#### Task goal
Would you quote every entry exactly, dropping only the pictures?

#### Recorded data
__________
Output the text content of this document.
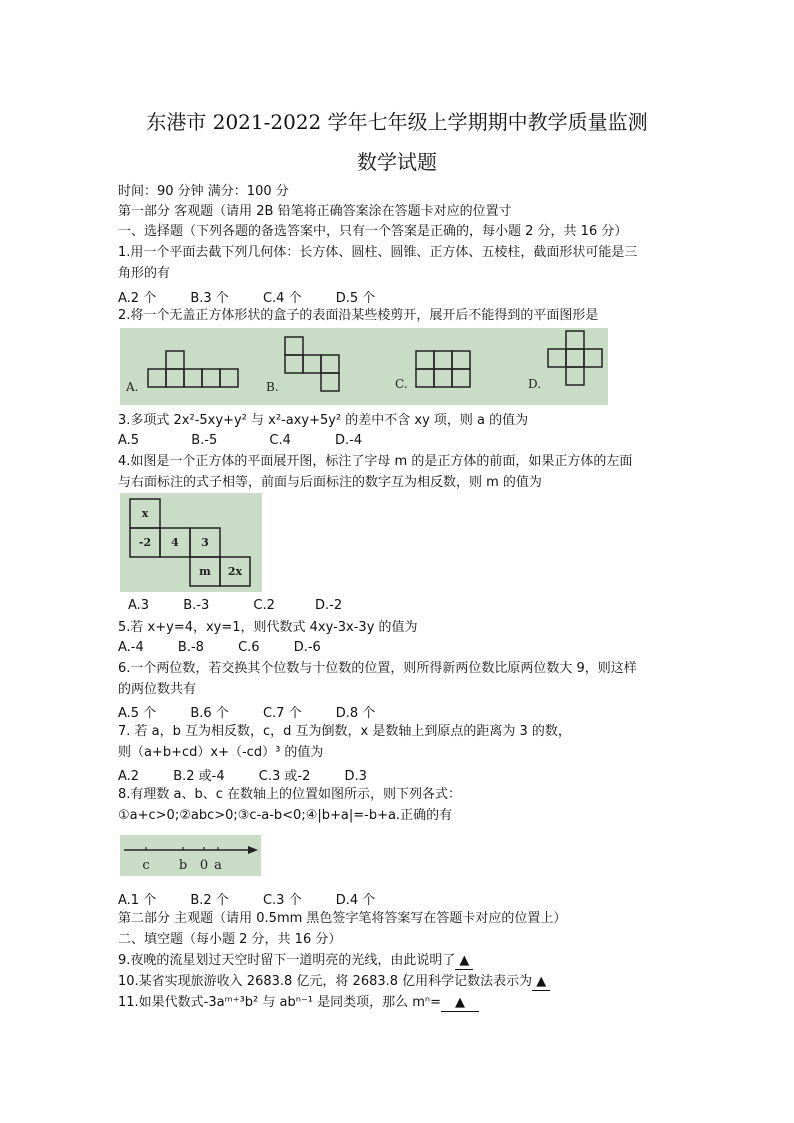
东港市 2021-2022 学年七年级上学期期中教学质量监测
数学试题
时间：90 分钟 满分：100 分
第一部分 客观题（请用 2B 铅笔将正确答案涂在答题卡对应的位置寸
一、选择题（下列各题的备选答案中，只有一个答案是正确的，每小题 2 分，共 16 分）
1.用一个平面去截下列几何体：长方体、圆柱、圆锥、正方体、五棱柱，截面形状可能是三
角形的有
A.2 个	B.3 个	C.4 个	D.5 个
2.将一个无盖正方体形状的盒子的表面沿某些棱剪开，展开后不能得到的平面图形是
A.	B.	C.	D.
3.多项式 2x²-5xy+y² 与 x²-axy+5y² 的差中不含 xy 项，则 a 的值为
A.5	B.-5	C.4	D.-4
4.如图是一个正方体的平面展开图，标注了字母 m 的是正方体的前面，如果正方体的左面
与右面标注的式子相等，前面与后面标注的数字互为相反数，则 m 的值为
x
-2 4 3
m 2x
A.3	B.-3	C.2	D.-2
5.若 x+y=4，xy=1，则代数式 4xy-3x-3y 的值为
A.-4	B.-8	C.6	D.-6
6.一个两位数，若交换其个位数与十位数的位置，则所得新两位数比原两位数大 9，则这样
的两位数共有
A.5 个	B.6 个	C.7 个	D.8 个
7. 若 a，b 互为相反数，c，d 互为倒数，x 是数轴上到原点的距离为 3 的数，
则（a+b+cd）x+（-cd）³ 的值为
A.2	B.2 或-4	C.3 或-2	D.3
8.有理数 a、b、c 在数轴上的位置如图所示，则下列各式：
①a+c>0;②abc>0;③c-a-b<0;④|b+a|=-b+a.正确的有
c b 0 a
A.1 个	B.2 个	C.3 个	D.4 个
第二部分 主观题（请用 0.5mm 黑色签字笔将答案写在答题卡对应的位置上）
二、填空题（每小题 2 分，共 16 分）
9.夜晚的流星划过天空时留下一道明亮的光线，由此说明了 ▲
10.某省实现旅游收入 2683.8 亿元，将 2683.8 亿用科学记数法表示为 ▲
11.如果代数式-3aᵐ⁺³b² 与 abⁿ⁻¹ 是同类项，那么 mⁿ= ▲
__________
#### Exercise answer
Output the text content of this document.
东港市 2021-2022 学年七年级上学期期中教学质量监测
数学试题
时间：90 分钟 满分：100 分
第一部分 客观题（请用 2B 铅笔将正确答案涂在答题卡对应的位置寸
一、选择题（下列各题的备选答案中，只有一个答案是正确的，每小题 2 分，共 16 分）
1.用一个平面去截下列几何体：长方体、圆柱、圆锥、正方体、五棱柱，截面形状可能是三
角形的有
A.2 个	B.3 个	C.4 个	D.5 个
2.将一个无盖正方体形状的盒子的表面沿某些棱剪开，展开后不能得到的平面图形是
A.	B.	C.	D.
3.多项式 2x²-5xy+y² 与 x²-axy+5y² 的差中不含 xy 项，则 a 的值为
A.5	B.-5	C.4	D.-4
4.如图是一个正方体的平面展开图，标注了字母 m 的是正方体的前面，如果正方体的左面
与右面标注的式子相等，前面与后面标注的数字互为相反数，则 m 的值为
x
-2 4 3
m 2x
A.3	B.-3	C.2	D.-2
5.若 x+y=4，xy=1，则代数式 4xy-3x-3y 的值为
A.-4	B.-8	C.6	D.-6
6.一个两位数，若交换其个位数与十位数的位置，则所得新两位数比原两位数大 9，则这样
的两位数共有
A.5 个	B.6 个	C.7 个	D.8 个
7. 若 a，b 互为相反数，c，d 互为倒数，x 是数轴上到原点的距离为 3 的数，
则（a+b+cd）x+（-cd）³ 的值为
A.2	B.2 或-4	C.3 或-2	D.3
8.有理数 a、b、c 在数轴上的位置如图所示，则下列各式：
①a+c>0;②abc>0;③c-a-b<0;④|b+a|=-b+a.正确的有
c b 0 a
A.1 个	B.2 个	C.3 个	D.4 个
第二部分 主观题（请用 0.5mm 黑色签字笔将答案写在答题卡对应的位置上）
二、填空题（每小题 2 分，共 16 分）
9.夜晚的流星划过天空时留下一道明亮的光线，由此说明了 ▲
10.某省实现旅游收入 2683.8 亿元，将 2683.8 亿用科学记数法表示为 ▲
11.如果代数式-3aᵐ⁺³b² 与 abⁿ⁻¹ 是同类项，那么 mⁿ= ▲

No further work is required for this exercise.